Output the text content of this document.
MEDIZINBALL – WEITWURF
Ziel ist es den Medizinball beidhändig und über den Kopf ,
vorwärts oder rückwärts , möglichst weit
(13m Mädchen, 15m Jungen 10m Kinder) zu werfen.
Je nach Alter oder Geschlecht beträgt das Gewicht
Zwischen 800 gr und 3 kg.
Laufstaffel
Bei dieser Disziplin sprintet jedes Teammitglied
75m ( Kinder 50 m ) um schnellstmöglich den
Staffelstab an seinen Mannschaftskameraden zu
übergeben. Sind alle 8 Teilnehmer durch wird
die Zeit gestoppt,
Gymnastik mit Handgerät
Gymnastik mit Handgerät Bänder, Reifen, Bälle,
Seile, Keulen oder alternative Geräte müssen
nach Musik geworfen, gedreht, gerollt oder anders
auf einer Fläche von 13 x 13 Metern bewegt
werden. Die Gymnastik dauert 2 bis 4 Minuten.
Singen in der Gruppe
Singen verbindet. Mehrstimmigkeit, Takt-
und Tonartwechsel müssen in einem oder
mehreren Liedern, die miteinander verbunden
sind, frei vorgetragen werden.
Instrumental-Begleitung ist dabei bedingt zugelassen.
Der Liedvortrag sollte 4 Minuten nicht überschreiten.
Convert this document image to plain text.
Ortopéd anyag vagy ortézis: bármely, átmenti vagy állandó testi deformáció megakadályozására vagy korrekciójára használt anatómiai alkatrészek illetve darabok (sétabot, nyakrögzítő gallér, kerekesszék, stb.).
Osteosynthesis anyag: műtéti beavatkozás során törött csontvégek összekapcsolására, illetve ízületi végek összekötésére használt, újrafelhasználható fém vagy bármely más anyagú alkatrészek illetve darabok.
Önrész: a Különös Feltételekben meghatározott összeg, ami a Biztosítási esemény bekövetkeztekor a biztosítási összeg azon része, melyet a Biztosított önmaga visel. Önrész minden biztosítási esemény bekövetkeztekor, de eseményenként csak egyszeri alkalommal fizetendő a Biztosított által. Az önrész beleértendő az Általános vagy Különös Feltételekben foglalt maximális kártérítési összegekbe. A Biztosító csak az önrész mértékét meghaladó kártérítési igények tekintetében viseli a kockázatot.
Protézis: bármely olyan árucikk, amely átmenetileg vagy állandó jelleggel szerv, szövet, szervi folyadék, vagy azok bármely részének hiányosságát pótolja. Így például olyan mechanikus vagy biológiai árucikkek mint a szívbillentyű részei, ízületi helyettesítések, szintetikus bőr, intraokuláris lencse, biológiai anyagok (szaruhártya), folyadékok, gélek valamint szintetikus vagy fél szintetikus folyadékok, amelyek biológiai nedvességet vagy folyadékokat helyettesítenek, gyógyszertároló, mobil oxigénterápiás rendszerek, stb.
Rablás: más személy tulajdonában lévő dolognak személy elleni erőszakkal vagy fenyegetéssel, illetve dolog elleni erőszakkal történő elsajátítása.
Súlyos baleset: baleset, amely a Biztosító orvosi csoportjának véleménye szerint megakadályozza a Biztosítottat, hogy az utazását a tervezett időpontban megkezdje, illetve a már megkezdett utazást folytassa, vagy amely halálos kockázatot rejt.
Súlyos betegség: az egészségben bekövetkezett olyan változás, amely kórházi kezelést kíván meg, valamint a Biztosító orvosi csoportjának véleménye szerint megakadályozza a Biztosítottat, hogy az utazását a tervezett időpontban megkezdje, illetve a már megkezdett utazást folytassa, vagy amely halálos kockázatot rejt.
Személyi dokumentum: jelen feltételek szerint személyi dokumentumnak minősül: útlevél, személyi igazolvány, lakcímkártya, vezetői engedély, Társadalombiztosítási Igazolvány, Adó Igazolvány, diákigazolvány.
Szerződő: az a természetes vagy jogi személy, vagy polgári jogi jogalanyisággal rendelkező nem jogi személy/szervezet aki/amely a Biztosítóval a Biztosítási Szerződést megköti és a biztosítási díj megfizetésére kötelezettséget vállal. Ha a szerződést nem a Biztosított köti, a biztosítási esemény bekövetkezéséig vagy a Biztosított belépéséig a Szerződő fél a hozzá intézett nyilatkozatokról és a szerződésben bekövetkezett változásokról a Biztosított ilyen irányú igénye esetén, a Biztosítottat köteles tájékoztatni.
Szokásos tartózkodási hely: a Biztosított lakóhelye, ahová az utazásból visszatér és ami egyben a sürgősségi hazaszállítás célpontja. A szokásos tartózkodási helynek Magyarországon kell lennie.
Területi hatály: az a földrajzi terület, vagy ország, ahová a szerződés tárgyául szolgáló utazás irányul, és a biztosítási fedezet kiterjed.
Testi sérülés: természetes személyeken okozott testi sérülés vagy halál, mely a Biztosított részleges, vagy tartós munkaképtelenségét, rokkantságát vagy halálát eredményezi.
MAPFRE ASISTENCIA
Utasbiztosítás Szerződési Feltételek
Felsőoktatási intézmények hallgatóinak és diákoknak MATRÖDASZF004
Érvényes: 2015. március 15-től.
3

^^^^

• _TASK GOAL_:
Extract every line above that contains the word "testi".

• _REPLY_:
Ortopéd anyag vagy ortézis: bármely, átmenti vagy állandó testi deformáció megakadályozására vagy korrekciójára használt anatómiai alkatrészek illetve darabok (sétabot, nyakrögzítő gallér, kerekesszék, stb.).
Testi sérülés: természetes személyeken okozott testi sérülés vagy halál, mely a Biztosított részleges, vagy tartós munkaképtelenségét, rokkantságát vagy halálát eredményezi.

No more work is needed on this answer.